Task instructions:
Select the lines that hold the word "dormitorios" and copy each one.

_____

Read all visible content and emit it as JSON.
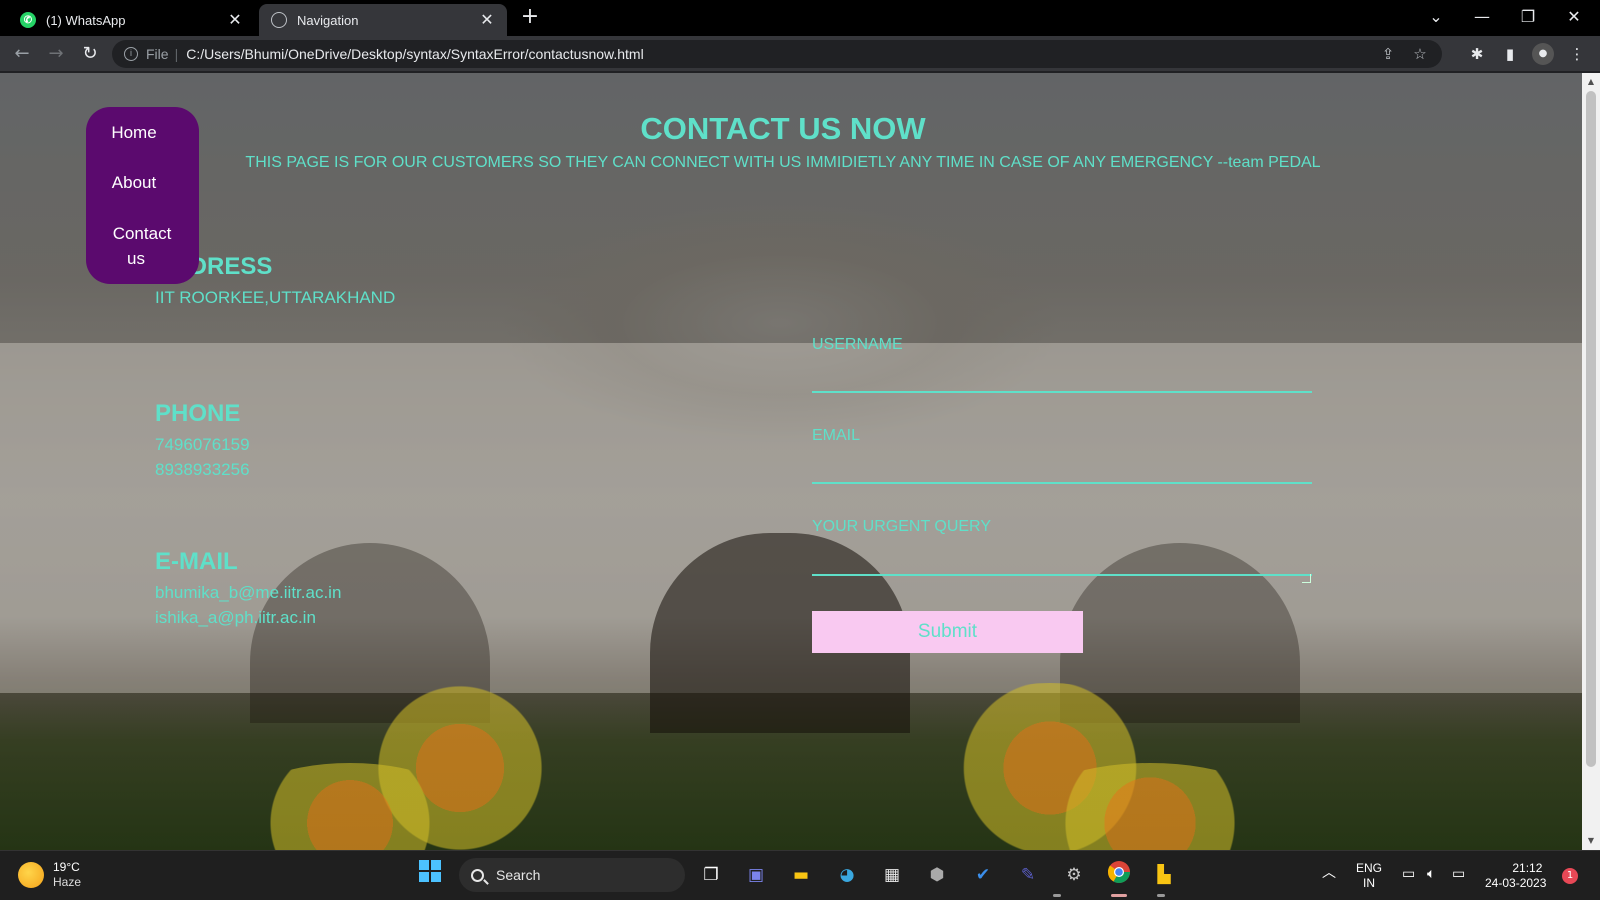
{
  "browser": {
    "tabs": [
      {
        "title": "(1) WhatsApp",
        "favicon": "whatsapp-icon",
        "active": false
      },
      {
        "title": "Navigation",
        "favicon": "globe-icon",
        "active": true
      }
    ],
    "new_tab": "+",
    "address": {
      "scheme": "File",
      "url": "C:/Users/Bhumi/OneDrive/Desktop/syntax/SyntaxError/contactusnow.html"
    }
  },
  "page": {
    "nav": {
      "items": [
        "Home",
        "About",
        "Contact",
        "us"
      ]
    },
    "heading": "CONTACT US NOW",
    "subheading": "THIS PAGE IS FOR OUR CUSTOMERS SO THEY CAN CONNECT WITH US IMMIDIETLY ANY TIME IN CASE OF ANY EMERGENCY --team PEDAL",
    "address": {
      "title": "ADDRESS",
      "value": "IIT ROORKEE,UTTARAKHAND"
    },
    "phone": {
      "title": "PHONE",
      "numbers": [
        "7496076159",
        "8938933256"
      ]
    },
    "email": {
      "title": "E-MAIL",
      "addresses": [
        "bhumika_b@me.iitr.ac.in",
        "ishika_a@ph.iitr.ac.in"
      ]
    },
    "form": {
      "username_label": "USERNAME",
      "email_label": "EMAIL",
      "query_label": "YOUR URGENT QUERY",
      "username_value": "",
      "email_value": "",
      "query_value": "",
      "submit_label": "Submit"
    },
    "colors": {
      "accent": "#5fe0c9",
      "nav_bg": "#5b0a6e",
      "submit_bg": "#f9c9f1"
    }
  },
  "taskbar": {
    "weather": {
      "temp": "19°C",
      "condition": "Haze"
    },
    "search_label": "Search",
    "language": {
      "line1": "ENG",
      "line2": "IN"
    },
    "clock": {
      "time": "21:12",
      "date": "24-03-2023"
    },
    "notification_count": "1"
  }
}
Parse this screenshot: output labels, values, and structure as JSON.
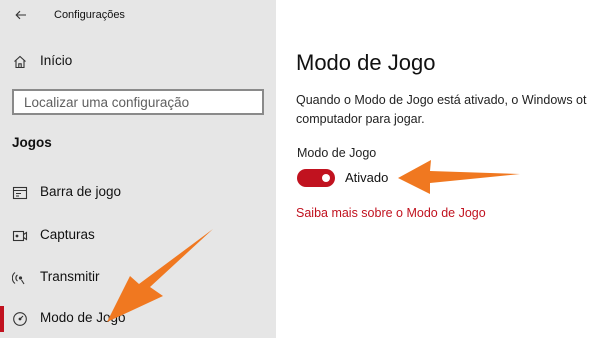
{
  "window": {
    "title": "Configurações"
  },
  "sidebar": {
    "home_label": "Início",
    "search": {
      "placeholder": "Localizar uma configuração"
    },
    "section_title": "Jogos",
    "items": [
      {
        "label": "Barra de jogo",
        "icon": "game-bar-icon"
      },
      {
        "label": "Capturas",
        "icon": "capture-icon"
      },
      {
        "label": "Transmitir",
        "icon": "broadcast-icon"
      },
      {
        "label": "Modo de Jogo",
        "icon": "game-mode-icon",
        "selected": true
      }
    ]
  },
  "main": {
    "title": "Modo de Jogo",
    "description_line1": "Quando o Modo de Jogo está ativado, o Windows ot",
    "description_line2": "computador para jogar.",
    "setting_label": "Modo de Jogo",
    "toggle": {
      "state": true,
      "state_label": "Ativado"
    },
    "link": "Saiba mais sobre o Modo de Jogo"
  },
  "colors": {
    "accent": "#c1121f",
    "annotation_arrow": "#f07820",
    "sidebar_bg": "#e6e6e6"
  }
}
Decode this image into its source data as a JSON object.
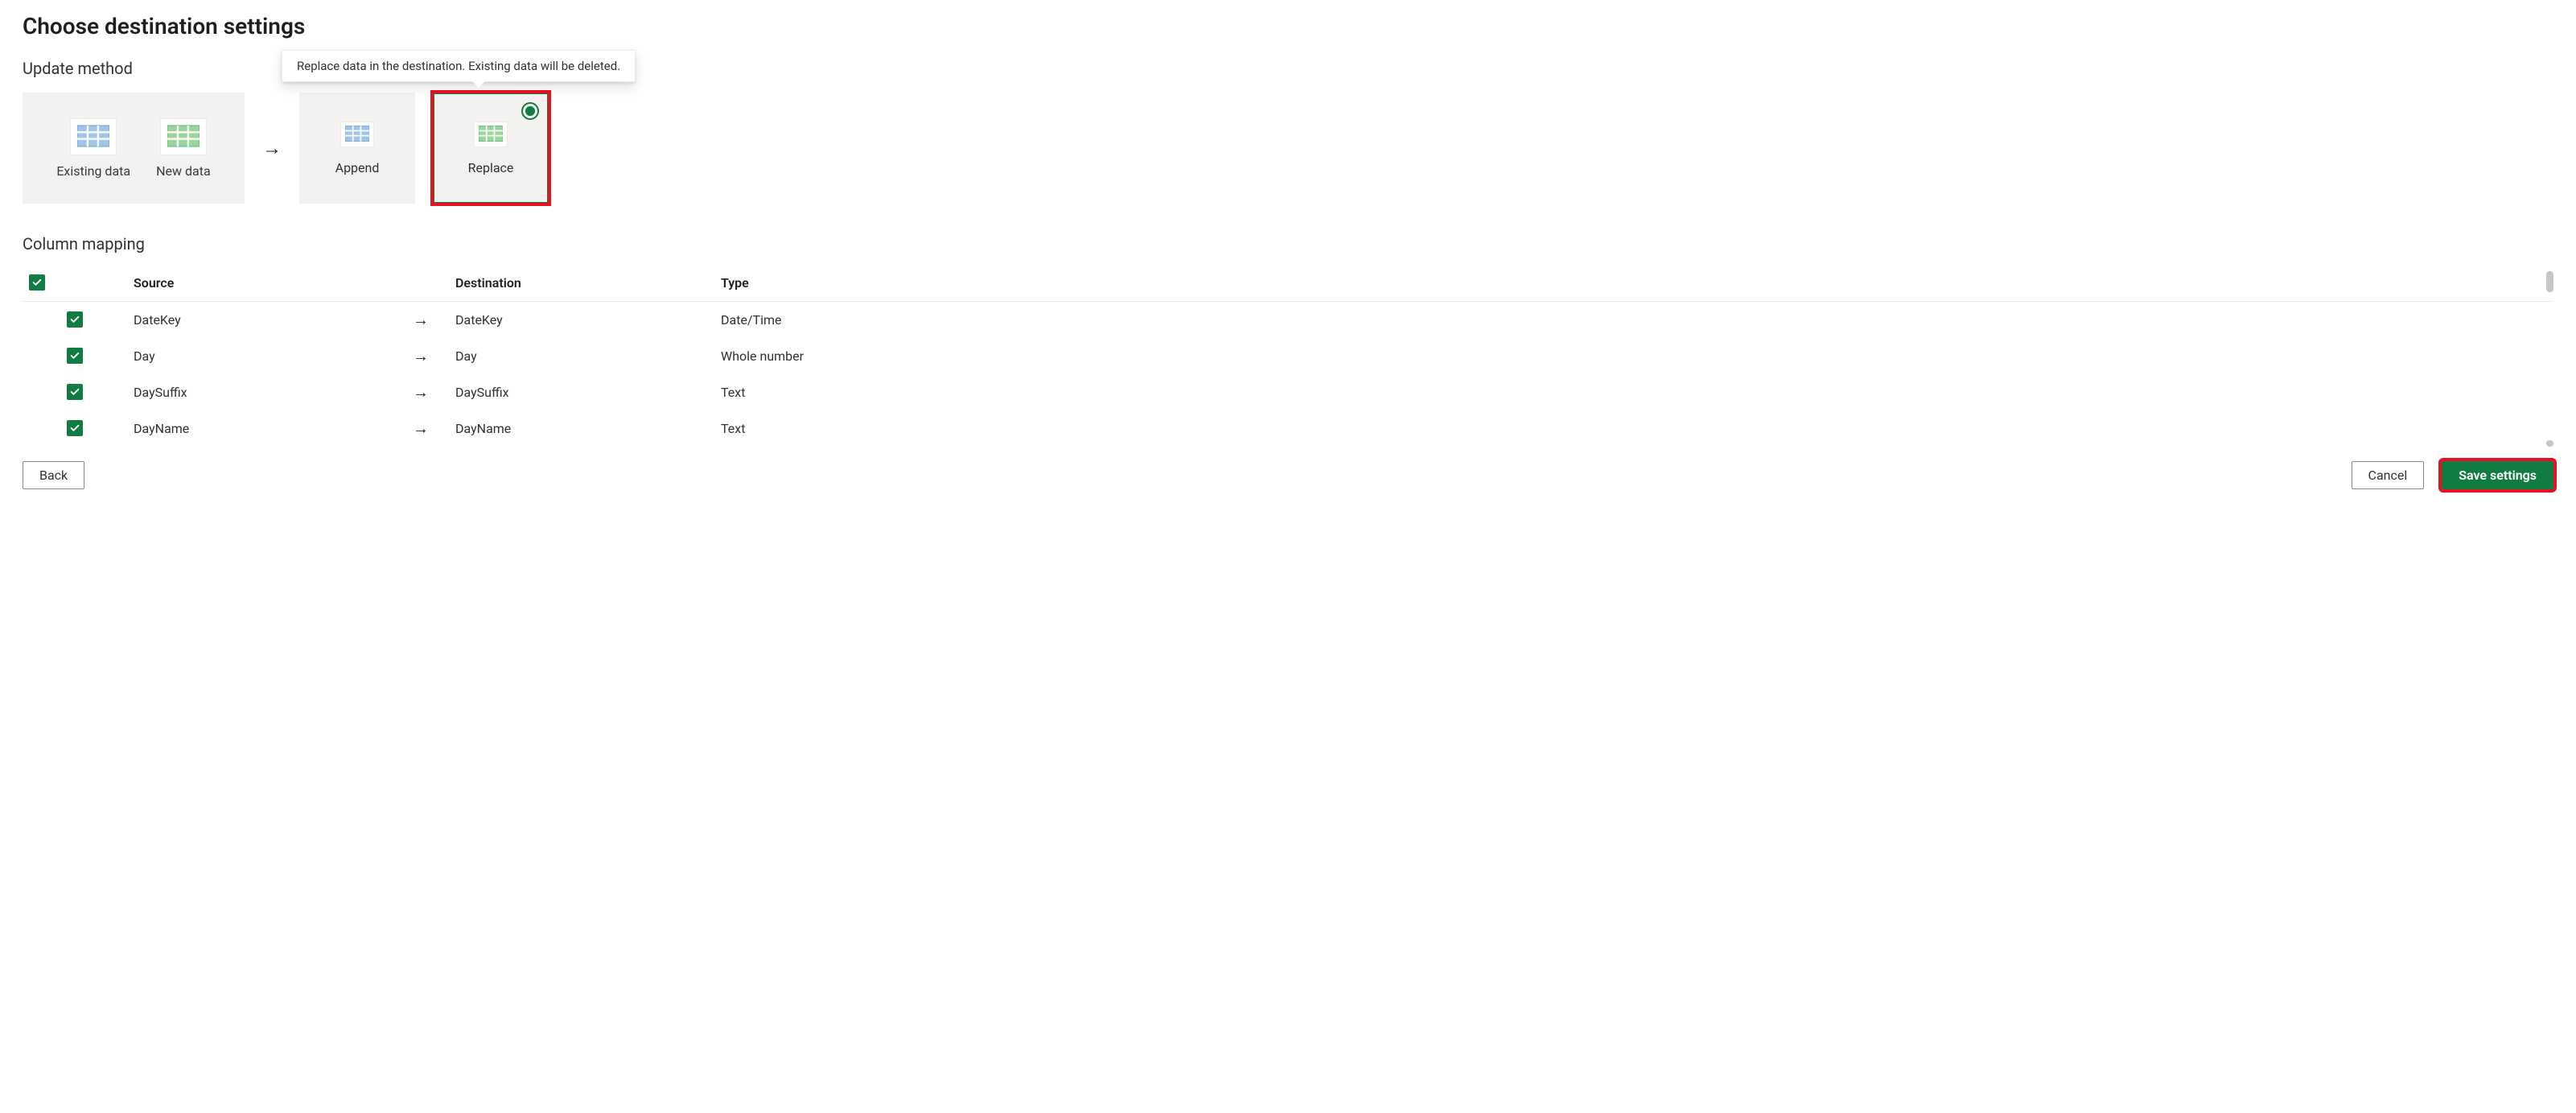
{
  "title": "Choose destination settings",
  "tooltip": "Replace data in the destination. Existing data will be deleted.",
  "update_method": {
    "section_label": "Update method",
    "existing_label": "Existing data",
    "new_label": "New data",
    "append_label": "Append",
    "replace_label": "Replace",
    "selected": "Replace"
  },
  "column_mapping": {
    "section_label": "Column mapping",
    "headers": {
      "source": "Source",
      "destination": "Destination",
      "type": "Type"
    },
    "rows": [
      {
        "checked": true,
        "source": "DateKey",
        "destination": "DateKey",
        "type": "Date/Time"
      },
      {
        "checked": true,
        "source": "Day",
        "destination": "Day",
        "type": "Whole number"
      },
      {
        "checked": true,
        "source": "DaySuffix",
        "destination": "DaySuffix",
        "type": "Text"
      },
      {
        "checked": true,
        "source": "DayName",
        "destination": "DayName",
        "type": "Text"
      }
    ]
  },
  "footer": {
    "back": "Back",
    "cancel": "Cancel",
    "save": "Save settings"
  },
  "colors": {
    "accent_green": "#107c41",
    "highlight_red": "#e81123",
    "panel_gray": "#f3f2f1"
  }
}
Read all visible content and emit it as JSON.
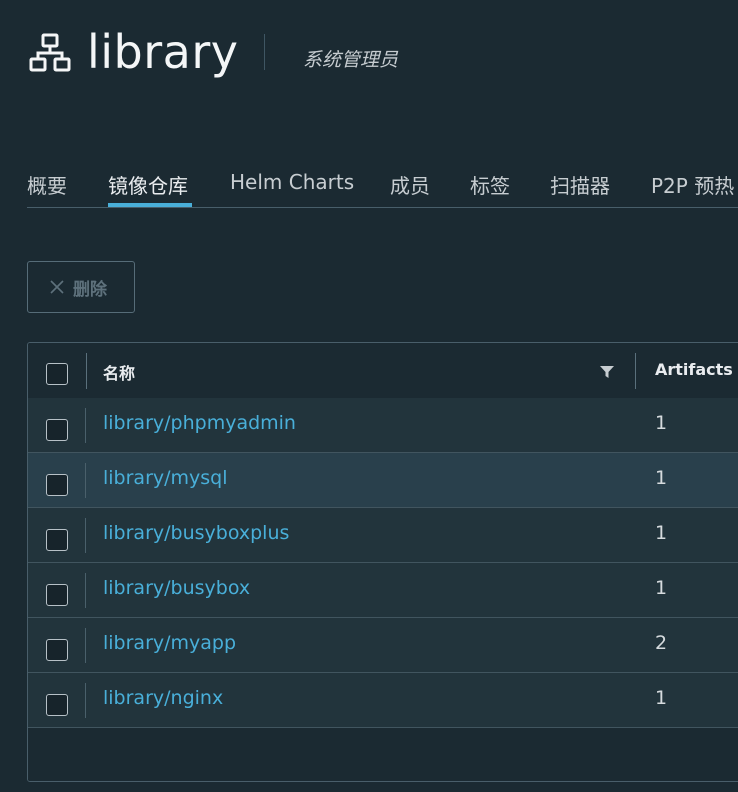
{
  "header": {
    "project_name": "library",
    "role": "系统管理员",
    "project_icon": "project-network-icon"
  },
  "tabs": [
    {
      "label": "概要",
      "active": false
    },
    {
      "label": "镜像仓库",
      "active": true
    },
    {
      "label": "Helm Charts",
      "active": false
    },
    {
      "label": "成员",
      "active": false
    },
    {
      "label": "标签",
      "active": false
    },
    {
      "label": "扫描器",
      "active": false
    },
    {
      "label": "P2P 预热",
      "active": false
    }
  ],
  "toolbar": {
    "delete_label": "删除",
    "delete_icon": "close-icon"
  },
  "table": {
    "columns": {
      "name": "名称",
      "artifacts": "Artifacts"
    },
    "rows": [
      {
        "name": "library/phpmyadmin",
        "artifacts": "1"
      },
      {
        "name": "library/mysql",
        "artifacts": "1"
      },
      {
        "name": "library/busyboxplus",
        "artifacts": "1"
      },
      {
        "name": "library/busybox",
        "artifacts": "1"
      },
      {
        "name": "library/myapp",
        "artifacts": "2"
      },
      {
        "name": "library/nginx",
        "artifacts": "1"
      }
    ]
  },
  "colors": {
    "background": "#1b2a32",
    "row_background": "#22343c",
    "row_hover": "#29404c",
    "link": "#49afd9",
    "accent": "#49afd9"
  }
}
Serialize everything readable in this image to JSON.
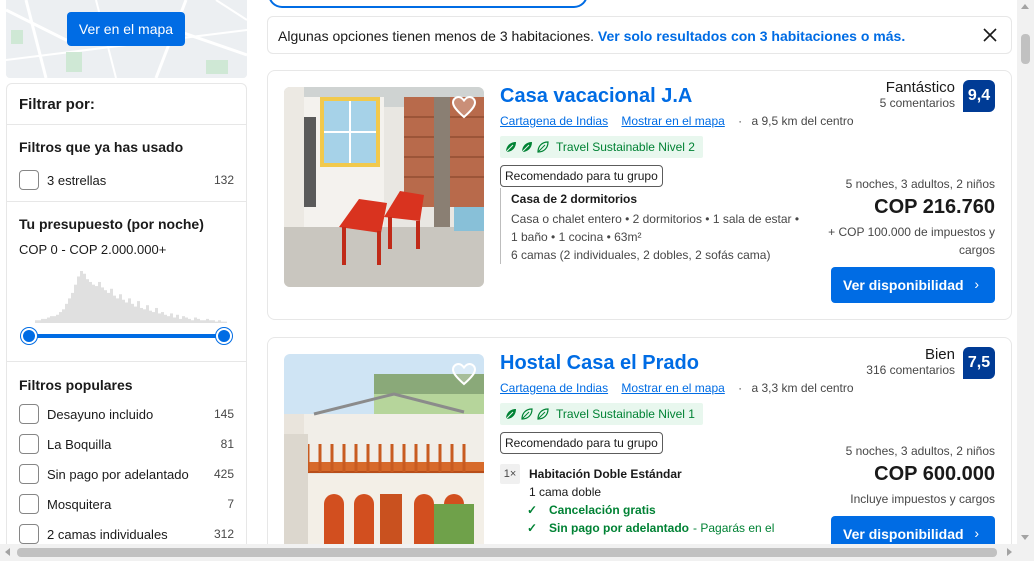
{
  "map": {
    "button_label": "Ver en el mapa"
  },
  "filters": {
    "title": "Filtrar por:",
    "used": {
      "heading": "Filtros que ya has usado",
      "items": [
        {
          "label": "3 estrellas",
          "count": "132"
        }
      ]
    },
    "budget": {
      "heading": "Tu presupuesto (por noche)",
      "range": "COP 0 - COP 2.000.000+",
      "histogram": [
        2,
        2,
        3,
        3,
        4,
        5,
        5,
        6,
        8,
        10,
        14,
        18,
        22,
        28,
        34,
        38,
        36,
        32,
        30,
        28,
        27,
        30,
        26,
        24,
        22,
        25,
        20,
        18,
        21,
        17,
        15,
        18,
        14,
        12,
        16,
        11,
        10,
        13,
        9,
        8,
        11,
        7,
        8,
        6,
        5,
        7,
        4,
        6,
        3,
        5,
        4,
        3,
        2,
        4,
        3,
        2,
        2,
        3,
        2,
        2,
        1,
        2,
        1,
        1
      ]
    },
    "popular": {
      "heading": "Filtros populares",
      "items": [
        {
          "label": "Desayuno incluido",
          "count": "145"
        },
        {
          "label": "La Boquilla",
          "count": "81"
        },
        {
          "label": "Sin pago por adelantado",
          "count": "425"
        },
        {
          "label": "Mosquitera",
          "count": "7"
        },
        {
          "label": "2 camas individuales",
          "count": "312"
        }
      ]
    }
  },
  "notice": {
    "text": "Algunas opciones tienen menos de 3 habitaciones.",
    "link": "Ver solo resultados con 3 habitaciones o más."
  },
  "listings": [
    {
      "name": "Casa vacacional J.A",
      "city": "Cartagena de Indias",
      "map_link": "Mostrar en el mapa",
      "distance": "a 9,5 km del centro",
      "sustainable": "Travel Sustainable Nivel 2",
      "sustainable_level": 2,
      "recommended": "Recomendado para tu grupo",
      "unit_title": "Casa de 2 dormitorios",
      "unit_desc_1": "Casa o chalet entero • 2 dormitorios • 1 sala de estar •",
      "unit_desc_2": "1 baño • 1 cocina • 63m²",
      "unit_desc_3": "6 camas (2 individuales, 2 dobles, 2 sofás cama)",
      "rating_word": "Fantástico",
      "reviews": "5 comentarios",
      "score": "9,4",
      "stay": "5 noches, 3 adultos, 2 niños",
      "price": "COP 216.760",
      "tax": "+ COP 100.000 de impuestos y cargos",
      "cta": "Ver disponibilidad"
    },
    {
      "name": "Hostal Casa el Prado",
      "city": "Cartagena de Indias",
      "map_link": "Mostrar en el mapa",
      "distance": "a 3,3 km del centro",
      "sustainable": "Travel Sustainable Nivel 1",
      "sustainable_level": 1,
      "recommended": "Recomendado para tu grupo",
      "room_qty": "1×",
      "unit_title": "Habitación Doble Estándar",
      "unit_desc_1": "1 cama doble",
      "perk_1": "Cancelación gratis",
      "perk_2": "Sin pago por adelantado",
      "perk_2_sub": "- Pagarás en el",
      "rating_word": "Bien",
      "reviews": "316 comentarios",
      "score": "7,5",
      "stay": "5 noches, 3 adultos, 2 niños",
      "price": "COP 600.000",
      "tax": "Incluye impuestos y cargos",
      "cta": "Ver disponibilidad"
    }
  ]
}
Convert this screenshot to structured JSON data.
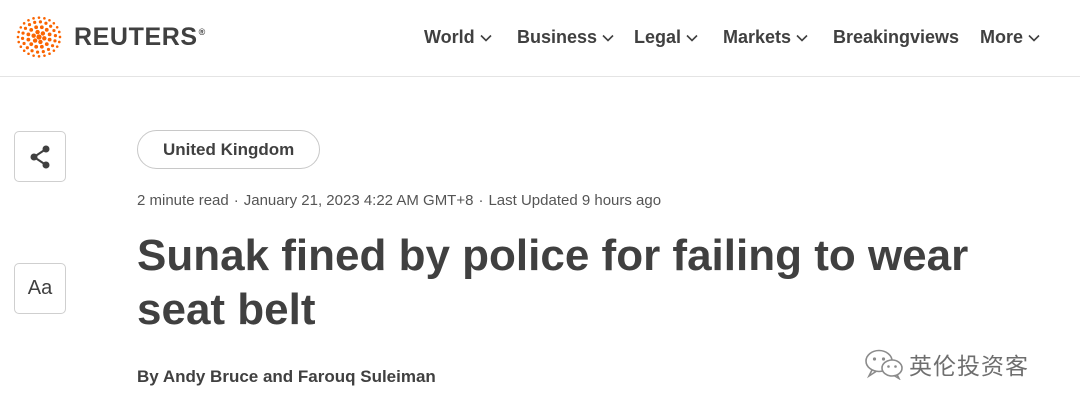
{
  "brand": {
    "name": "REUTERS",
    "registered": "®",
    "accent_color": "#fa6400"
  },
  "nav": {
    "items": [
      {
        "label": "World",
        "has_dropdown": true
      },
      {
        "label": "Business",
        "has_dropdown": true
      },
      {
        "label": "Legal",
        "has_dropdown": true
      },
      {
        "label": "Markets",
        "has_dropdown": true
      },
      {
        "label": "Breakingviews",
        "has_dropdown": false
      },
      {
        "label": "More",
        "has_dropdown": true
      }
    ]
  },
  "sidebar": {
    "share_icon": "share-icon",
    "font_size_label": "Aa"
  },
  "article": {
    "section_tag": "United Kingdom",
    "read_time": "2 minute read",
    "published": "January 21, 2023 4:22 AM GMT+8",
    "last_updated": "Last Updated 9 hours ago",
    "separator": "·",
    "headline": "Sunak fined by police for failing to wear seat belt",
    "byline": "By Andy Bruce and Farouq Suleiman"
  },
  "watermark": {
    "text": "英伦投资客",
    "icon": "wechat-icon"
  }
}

_____

Finished answer:
      "unit_title": "Casa de 2 dormitorios",
      "unit_desc_1": "Casa o chalet entero • 2 dormitorios • 1 sala de estar •",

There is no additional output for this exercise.